> [OBJECTIVE]:
Wherever the word "Федеральн" appears in the entries, copy the whole line.

--- Begin RECORDS ---

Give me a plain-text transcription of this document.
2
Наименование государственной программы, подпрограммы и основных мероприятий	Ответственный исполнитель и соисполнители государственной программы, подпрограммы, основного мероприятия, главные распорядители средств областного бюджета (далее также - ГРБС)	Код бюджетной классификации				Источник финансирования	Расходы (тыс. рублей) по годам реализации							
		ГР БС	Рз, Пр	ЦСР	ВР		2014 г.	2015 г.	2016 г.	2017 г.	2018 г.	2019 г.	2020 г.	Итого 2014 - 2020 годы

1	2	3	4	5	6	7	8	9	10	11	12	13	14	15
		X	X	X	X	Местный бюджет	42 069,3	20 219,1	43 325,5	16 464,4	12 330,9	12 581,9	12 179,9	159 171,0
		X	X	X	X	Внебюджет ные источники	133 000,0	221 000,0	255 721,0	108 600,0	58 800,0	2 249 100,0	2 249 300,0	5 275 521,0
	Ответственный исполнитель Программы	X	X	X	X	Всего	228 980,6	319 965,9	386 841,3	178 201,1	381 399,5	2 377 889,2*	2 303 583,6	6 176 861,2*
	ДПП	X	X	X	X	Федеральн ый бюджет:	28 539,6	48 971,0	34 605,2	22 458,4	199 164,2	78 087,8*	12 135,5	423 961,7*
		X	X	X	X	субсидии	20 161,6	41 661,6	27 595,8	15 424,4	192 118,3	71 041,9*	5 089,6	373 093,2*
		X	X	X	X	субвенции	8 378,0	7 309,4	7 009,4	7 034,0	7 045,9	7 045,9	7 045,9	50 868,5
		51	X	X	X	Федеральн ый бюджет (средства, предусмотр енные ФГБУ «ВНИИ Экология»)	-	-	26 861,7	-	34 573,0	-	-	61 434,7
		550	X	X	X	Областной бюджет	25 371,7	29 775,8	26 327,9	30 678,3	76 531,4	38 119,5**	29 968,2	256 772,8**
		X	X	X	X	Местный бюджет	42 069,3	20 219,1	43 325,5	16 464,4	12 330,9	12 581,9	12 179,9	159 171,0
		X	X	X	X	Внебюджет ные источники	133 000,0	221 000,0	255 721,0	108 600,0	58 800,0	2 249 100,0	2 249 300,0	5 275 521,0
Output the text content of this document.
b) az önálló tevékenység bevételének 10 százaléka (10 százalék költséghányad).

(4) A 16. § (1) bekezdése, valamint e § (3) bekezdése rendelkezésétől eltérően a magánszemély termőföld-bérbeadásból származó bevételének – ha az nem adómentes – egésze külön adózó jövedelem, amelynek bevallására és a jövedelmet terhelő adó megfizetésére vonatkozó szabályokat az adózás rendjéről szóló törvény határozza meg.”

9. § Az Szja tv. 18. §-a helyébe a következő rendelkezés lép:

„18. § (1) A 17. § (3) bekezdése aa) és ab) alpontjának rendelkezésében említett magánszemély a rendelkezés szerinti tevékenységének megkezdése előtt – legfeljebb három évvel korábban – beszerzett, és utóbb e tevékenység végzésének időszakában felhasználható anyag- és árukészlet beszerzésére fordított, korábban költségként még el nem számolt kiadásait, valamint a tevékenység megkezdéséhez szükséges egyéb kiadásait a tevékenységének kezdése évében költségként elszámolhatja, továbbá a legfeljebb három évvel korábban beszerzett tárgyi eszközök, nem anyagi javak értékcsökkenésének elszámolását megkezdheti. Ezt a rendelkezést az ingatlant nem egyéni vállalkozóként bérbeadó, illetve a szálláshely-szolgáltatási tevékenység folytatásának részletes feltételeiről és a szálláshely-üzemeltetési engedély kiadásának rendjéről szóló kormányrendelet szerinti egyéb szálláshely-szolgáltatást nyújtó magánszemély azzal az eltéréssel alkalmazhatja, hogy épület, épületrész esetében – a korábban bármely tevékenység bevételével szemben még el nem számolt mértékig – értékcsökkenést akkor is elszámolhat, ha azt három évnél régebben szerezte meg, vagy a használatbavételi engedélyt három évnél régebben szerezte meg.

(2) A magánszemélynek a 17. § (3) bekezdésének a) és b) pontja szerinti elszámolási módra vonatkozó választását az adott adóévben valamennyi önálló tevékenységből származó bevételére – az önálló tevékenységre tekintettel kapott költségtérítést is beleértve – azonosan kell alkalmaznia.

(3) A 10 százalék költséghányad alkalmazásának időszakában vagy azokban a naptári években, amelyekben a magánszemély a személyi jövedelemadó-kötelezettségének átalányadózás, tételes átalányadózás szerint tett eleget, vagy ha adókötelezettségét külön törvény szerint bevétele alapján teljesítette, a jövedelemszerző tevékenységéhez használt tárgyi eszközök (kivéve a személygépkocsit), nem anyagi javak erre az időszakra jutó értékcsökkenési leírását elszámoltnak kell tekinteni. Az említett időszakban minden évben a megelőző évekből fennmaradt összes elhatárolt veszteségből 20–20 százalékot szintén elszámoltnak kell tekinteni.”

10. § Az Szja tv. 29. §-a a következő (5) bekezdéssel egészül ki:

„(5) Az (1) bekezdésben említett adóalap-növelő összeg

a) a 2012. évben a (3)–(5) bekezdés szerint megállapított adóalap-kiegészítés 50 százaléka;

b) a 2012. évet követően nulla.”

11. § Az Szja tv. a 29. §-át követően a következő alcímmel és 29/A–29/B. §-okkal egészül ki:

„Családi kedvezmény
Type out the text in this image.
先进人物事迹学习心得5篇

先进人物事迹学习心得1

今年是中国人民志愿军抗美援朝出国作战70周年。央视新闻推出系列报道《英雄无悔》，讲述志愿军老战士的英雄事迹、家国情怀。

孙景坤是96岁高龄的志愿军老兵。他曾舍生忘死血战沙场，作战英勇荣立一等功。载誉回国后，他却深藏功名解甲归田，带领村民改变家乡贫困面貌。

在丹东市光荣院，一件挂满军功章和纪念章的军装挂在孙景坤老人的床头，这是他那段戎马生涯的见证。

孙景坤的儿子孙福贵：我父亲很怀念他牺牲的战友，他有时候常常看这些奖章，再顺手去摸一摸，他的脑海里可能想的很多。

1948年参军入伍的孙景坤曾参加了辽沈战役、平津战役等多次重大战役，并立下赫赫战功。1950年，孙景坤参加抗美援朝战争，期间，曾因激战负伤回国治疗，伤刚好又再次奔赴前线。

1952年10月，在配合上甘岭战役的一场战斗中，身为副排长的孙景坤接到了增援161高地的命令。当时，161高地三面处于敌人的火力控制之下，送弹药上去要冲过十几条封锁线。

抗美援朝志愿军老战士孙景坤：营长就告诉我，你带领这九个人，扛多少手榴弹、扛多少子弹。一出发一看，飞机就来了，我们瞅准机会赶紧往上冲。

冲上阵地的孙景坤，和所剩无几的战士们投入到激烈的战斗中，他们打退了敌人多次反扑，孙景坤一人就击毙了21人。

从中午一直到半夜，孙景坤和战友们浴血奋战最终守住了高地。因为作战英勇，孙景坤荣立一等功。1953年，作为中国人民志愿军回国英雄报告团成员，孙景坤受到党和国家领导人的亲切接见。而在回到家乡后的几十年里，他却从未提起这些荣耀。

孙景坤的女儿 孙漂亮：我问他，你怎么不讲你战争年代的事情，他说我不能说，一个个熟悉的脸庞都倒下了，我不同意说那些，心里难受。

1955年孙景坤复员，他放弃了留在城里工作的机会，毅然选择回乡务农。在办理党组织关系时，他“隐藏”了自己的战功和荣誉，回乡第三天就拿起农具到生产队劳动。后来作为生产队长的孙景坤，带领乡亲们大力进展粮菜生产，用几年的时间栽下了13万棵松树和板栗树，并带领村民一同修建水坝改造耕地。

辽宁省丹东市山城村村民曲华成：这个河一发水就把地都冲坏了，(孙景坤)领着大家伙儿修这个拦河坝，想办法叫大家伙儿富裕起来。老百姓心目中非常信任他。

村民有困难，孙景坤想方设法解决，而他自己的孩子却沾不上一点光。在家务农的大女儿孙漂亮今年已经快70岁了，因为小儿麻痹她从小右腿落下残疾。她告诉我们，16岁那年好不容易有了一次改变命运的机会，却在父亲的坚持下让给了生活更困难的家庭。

--- End RECORDS ---

> [ANSWER TO THIS TASK]:
	ДПП	X	X	X	X	Федеральн ый бюджет:	28 539,6	48 971,0	34 605,2	22 458,4	199 164,2	78 087,8*	12 135,5	423 961,7*
		51	X	X	X	Федеральн ый бюджет (средства, предусмотр енные ФГБУ «ВНИИ Экология»)	-	-	26 861,7	-	34 573,0	-	-	61 434,7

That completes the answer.